Operation: The analysis of a typical sample is performed in the following way:
- Inserting optical chambers into their fixtures and attached tubes through respective pumps, with inflow tubes placed into the water sample to be analyzed.
- Starting the analysis on the application front panel.
- Optionally following the analysis as it progresses. Most aspects of the automatic handling of samples of both size fractions are done in parallel. The operator can view the video streams as they are being processed and follow the tracking of organisms, which are shown as overlays on the live video. To accurately measure organism size and to detect motion, the water in the samples must be still. To achieve this, the sample is pumped into the chamber and the computer waits to allow water movement to stop. Waiting time is longest for the larger chamber. Several chambers need to be analyzed for each size fraction for statistically sound results.
- Examining results which are shown as the estimated number of live organism concentrations within the respective size classes with appropriate warnings if numbers are high. A corresponding one-page report is generated. Track coordinates and organism size data resides in a database.

▶ **SUPPLIED DATA**:

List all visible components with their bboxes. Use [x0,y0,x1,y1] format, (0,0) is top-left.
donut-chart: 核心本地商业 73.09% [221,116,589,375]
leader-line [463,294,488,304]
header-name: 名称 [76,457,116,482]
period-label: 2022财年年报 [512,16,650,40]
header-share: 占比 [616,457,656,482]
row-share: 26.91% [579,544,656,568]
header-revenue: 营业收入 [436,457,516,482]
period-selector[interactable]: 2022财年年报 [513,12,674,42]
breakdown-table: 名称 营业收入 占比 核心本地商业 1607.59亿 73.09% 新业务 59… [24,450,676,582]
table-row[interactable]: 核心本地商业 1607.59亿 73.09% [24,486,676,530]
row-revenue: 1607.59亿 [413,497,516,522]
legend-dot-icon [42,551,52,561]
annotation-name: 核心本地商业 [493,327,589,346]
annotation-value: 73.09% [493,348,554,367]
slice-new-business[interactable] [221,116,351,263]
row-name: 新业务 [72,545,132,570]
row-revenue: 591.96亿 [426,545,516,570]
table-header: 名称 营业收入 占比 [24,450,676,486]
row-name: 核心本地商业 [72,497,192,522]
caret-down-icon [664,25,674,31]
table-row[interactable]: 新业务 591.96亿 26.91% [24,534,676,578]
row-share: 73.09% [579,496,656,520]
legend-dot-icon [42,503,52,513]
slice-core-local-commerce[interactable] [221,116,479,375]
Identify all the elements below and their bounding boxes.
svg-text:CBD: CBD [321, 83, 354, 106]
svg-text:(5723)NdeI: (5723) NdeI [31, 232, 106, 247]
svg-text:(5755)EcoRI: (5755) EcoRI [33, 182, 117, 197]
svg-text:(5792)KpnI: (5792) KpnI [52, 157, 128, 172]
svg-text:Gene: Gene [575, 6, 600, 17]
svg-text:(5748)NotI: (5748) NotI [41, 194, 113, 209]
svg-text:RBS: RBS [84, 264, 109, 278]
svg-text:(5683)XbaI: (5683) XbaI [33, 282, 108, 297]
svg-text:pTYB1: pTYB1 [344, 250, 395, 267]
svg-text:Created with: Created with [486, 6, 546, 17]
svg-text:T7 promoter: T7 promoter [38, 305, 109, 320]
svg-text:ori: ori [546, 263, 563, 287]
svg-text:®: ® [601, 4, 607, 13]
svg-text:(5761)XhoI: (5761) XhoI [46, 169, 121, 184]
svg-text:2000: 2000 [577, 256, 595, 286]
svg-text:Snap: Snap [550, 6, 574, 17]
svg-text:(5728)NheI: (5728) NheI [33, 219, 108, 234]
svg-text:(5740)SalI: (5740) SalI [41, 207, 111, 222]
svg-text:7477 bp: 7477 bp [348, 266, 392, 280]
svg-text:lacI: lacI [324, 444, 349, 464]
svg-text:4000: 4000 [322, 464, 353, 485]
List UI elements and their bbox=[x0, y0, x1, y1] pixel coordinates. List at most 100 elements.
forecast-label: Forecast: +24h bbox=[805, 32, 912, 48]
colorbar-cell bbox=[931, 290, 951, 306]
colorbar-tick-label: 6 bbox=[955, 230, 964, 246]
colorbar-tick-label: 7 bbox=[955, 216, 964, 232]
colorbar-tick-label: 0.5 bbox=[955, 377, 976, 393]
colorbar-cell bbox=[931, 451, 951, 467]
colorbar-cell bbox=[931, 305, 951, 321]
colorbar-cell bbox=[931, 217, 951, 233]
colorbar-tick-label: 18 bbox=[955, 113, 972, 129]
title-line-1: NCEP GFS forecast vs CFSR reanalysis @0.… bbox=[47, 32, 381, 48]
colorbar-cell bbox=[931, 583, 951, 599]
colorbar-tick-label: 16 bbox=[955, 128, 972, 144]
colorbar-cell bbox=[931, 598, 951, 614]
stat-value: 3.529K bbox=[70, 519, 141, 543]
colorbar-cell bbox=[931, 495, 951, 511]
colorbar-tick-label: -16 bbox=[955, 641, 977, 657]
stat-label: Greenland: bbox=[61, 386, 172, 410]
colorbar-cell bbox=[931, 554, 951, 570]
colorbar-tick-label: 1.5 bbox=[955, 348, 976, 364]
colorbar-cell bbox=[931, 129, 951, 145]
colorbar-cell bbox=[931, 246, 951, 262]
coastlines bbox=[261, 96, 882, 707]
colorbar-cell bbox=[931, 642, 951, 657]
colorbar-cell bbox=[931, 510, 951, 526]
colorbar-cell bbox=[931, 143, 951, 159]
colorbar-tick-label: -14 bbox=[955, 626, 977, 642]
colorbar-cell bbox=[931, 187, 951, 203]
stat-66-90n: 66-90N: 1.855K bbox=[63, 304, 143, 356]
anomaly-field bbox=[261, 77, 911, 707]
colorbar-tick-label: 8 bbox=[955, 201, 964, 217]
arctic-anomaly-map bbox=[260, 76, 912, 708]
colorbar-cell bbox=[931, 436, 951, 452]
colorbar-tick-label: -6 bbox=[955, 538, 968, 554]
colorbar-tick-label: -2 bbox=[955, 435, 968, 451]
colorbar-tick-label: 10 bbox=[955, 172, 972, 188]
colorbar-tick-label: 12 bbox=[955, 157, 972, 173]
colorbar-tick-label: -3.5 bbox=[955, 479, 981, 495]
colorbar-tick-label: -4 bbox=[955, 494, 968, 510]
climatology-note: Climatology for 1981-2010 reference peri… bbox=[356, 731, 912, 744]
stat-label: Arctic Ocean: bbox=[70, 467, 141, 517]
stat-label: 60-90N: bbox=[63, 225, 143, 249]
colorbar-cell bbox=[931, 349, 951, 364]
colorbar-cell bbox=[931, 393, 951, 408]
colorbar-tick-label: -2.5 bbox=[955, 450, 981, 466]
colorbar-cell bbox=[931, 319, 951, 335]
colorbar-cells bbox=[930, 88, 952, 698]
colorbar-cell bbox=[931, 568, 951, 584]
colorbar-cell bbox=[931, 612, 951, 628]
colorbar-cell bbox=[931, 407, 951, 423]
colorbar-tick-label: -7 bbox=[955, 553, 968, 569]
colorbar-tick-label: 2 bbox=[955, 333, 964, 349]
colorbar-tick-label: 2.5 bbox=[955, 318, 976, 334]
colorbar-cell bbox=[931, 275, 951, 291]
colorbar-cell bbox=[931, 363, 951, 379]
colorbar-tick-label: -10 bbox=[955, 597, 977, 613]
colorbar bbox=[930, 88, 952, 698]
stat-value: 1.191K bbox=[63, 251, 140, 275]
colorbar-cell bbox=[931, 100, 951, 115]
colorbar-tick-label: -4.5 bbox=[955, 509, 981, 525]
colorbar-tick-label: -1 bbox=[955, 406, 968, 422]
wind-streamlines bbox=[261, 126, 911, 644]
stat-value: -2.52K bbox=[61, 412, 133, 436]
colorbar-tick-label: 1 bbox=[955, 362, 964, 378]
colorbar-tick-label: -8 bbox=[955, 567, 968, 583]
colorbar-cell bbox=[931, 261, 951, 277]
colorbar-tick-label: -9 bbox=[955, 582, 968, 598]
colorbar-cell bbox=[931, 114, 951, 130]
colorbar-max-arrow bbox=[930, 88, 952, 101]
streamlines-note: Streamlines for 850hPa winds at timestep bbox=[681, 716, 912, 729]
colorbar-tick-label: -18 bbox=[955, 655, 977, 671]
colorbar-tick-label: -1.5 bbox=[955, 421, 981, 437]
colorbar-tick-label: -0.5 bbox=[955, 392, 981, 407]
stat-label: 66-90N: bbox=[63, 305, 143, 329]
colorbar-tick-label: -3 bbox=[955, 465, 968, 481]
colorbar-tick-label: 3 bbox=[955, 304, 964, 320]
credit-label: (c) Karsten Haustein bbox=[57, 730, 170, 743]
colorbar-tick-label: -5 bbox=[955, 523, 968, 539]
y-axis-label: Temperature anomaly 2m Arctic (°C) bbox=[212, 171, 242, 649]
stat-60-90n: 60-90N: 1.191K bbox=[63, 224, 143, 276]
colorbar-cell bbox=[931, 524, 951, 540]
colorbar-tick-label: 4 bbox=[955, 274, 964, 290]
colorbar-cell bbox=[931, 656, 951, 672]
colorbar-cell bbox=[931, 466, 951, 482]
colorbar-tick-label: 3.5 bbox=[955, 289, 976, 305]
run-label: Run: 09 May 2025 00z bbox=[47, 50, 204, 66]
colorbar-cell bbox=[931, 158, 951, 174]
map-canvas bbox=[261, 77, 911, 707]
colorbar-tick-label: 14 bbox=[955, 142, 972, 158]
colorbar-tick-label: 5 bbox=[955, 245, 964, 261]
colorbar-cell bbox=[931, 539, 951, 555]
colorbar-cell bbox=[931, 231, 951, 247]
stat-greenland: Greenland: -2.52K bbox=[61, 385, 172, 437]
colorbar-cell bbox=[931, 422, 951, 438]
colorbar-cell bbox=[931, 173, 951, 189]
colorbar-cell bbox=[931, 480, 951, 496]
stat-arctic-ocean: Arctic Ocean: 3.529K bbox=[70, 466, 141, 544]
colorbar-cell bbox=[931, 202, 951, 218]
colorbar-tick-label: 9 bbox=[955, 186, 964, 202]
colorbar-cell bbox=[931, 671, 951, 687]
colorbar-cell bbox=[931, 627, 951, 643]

▶ **EXERCISE 1**:
From the water-sample analysis procedure, copy out the passage between "Operation: The analysis" and "to be analyzed.", inclusive.
▶ **EXERCISE 2**:
Answer these questions using the water-sample analysis procedure:
(a) Where are the inflow tubes placed?
(b) Which chamber has the longest waiting time?
(c) Where do the track coordinates and organism size data reside?
▶ **EXERCISE 3**:
Continue the water-sample analysis procedure from its last sentence.

▶ **TASK OUTPUT 1**:
Operation: The analysis of a typical sample is performed in the following way:
- Inserting optical chambers into their fixtures and attached tubes through respective pumps, with inflow tubes placed into the water sample to be analyzed.

▶ **TASK OUTPUT 2**:
(a) Into the water sample to be analyzed.
(b) The larger chamber.
(c) In a database.

▶ **TASK OUTPUT 3**:
TRACKS OF Tetraselmis suecica (10µm)
- Weight: 6.4kg
- Dimensions: 38 x 31 x 18 cm (l x h x w)
- Power requirements: 12 – 19V (100 – 250V mains adapter or from external computer battery bank), peak current 2A
- Optical resolution: 2.4µm (10 – 50µm), 22µm (> 50µm)
- Organism sizes: Calculated for each individual as equivalent ellipse minor axis. Minimum detection width = 2x optical resolution.
- Velocity range: 0.024 – 0.6mms-1 (10 – 50µm), 0.22 – 22mms-1 (> 50µm)
- Sampling accuracy 10 – 50µm: 10 ± 70%, 20 ± 50%, 30 ± 30%, calculated per ml at 95% confidence.
- Sampling accuracy > 50µm: 10 ± 30%, 20 ± 25%, 30 ± 20%, calculated per l at 95% confidence.
- Max concentrations: 20,000 per unit volume (ml, l)
- Measurement time: 10 – 20min
- Sample sizes: 150ml (10 – 50µm), 600ml (> 50µm)
- Chl a detection: Approx. 5% of a single Tetraselmis suecica (reference organism) cell content (10 – 50µm)
- Output: Video files (optional), tab-separated data files (position and size) for each organism at each point in time
- Reports: Final result counts with risk assessment, size distributions (optional), track plots (optional)
- Minimum computer requirements: 8GB RAM, quad core CPU (PassMark CPU benchmark > 10,000), hard drive write speed > 120MB/s (PassMark Hard Drive benchmark > 7,000)
ANALYSIS OF A NATURAL SEA WATER SAMPLE
This is an example of how BallastWISE works. In the background you see tracks of swimming microorganisms in the greater than 50µm range. In the histogram you see the microorganisms size destribution. Only those that are greater than 50µm are actually counted.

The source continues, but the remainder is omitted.